Your objective: In this exercise, return the whole listing exactly, excluding any images.

[begin Supplied data]

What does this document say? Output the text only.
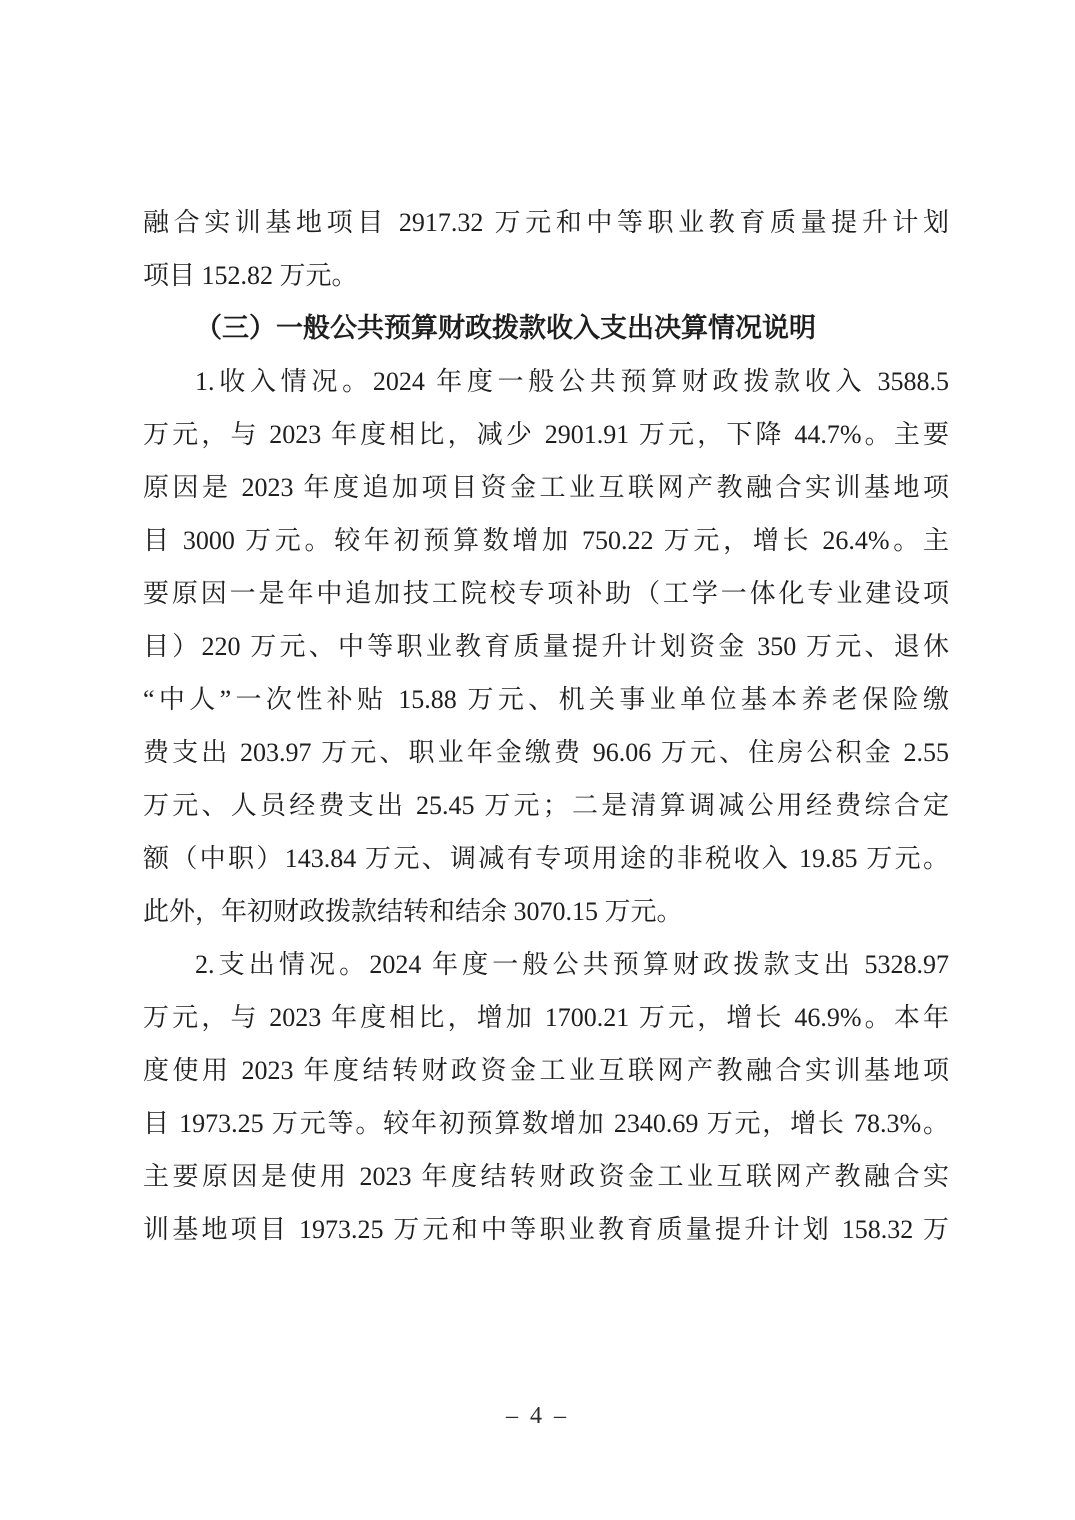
融合实训基地项目 2917.32 万元和中等职业教育质量提升计划
项目 152.82 万元。
（三）一般公共预算财政拨款收入支出决算情况说明
1.收入情况。2024 年度一般公共预算财政拨款收入 3588.5
万元，与 2023 年度相比，减少 2901.91 万元，下降 44.7%。主要
原因是 2023 年度追加项目资金工业互联网产教融合实训基地项
目 3000 万元。较年初预算数增加 750.22 万元，增长 26.4%。主
要原因一是年中追加技工院校专项补助（工学一体化专业建设项
目）220 万元、中等职业教育质量提升计划资金 350 万元、退休
“中人”一次性补贴 15.88 万元、机关事业单位基本养老保险缴
费支出 203.97 万元、职业年金缴费 96.06 万元、住房公积金 2.55
万元、人员经费支出 25.45 万元；二是清算调减公用经费综合定
额（中职）143.84 万元、调减有专项用途的非税收入 19.85 万元。
此外，年初财政拨款结转和结余 3070.15 万元。
2.支出情况。2024 年度一般公共预算财政拨款支出 5328.97
万元，与 2023 年度相比，增加 1700.21 万元，增长 46.9%。本年
度使用 2023 年度结转财政资金工业互联网产教融合实训基地项
目 1973.25 万元等。较年初预算数增加 2340.69 万元，增长 78.3%。
主要原因是使用 2023 年度结转财政资金工业互联网产教融合实
训基地项目 1973.25 万元和中等职业教育质量提升计划 158.32 万
– 4 –
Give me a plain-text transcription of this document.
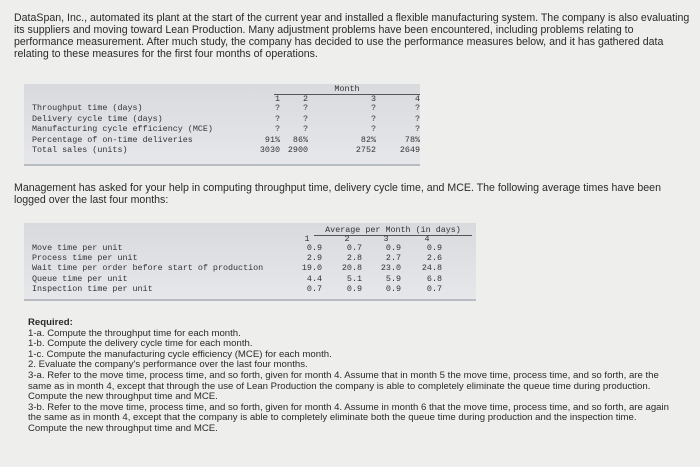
DataSpan, Inc., automated its plant at the start of the current year and installed a flexible manufacturing system. The company is also evaluating its suppliers and moving toward Lean Production. Many adjustment problems have been encountered, including problems relating to performance measurement. After much study, the company has decided to use the performance measures below, and it has gathered data relating to these measures for the first four months of operations.
Month
1	2	3	4
Throughput time (days)	?	?	?	?
Delivery cycle time (days)	?	?	?	?
Manufacturing cycle efficiency (MCE)	?	?	?	?
Percentage of on-time deliveries	91%	86%	82%	78%
Total sales (units)	3030 2900	2752	2649
Management has asked for your help in computing throughput time, delivery cycle time, and MCE. The following average times have been logged over the last four months:
Average per Month (in days)
1	2	3	4
Move time per unit	0.9	0.7	0.9	0.9
Process time per unit	2.9	2.8	2.7	2.6
Wait time per order before start of production	19.0	20.8	23.0	24.8
Queue time per unit	4.4	5.1	5.9	6.8
Inspection time per unit	0.7	0.9	0.9	0.7
Required:
1-a. Compute the throughput time for each month.
1-b. Compute the delivery cycle time for each month.
1-c. Compute the manufacturing cycle efficiency (MCE) for each month.
2. Evaluate the company's performance over the last four months.
3-a. Refer to the move time, process time, and so forth, given for month 4. Assume that in month 5 the move time, process time, and so forth, are the same as in month 4, except that through the use of Lean Production the company is able to completely eliminate the queue time during production. Compute the new throughput time and MCE.
3-b. Refer to the move time, process time, and so forth, given for month 4. Assume in month 6 that the move time, process time, and so forth, are again the same as in month 4, except that the company is able to completely eliminate both the queue time during production and the inspection time. Compute the new throughput time and MCE.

[end Supplied data]

Written response:
What does this document say? Output the text only.
融合实训基地项目 2917.32 万元和中等职业教育质量提升计划
项目 152.82 万元。
（三）一般公共预算财政拨款收入支出决算情况说明
1.收入情况。2024 年度一般公共预算财政拨款收入 3588.5
万元，与 2023 年度相比，减少 2901.91 万元，下降 44.7%。主要
原因是 2023 年度追加项目资金工业互联网产教融合实训基地项
目 3000 万元。较年初预算数增加 750.22 万元，增长 26.4%。主
要原因一是年中追加技工院校专项补助（工学一体化专业建设项
目）220 万元、中等职业教育质量提升计划资金 350 万元、退休
“中人”一次性补贴 15.88 万元、机关事业单位基本养老保险缴
费支出 203.97 万元、职业年金缴费 96.06 万元、住房公积金 2.55
万元、人员经费支出 25.45 万元；二是清算调减公用经费综合定
额（中职）143.84 万元、调减有专项用途的非税收入 19.85 万元。
此外，年初财政拨款结转和结余 3070.15 万元。
2.支出情况。2024 年度一般公共预算财政拨款支出 5328.97
万元，与 2023 年度相比，增加 1700.21 万元，增长 46.9%。本年
度使用 2023 年度结转财政资金工业互联网产教融合实训基地项
目 1973.25 万元等。较年初预算数增加 2340.69 万元，增长 78.3%。
主要原因是使用 2023 年度结转财政资金工业互联网产教融合实
训基地项目 1973.25 万元和中等职业教育质量提升计划 158.32 万
– 4 –
Give me a plain-text transcription of this document.
DataSpan, Inc., automated its plant at the start of the current year and installed a flexible manufacturing system. The company is also evaluating its suppliers and moving toward Lean Production. Many adjustment problems have been encountered, including problems relating to performance measurement. After much study, the company has decided to use the performance measures below, and it has gathered data relating to these measures for the first four months of operations.
Month
1	2	3	4
Throughput time (days)	?	?	?	?
Delivery cycle time (days)	?	?	?	?
Manufacturing cycle efficiency (MCE)	?	?	?	?
Percentage of on-time deliveries	91%	86%	82%	78%
Total sales (units)	3030 2900	2752	2649
Management has asked for your help in computing throughput time, delivery cycle time, and MCE. The following average times have been logged over the last four months:
Average per Month (in days)
1	2	3	4
Move time per unit	0.9	0.7	0.9	0.9
Process time per unit	2.9	2.8	2.7	2.6
Wait time per order before start of production	19.0	20.8	23.0	24.8
Queue time per unit	4.4	5.1	5.9	6.8
Inspection time per unit	0.7	0.9	0.9	0.7
Required:
1-a. Compute the throughput time for each month.
1-b. Compute the delivery cycle time for each month.
1-c. Compute the manufacturing cycle efficiency (MCE) for each month.
2. Evaluate the company's performance over the last four months.
3-a. Refer to the move time, process time, and so forth, given for month 4. Assume that in month 5 the move time, process time, and so forth, are the same as in month 4, except that through the use of Lean Production the company is able to completely eliminate the queue time during production. Compute the new throughput time and MCE.
3-b. Refer to the move time, process time, and so forth, given for month 4. Assume in month 6 that the move time, process time, and so forth, are again the same as in month 4, except that the company is able to completely eliminate both the queue time during production and the inspection time. Compute the new throughput time and MCE.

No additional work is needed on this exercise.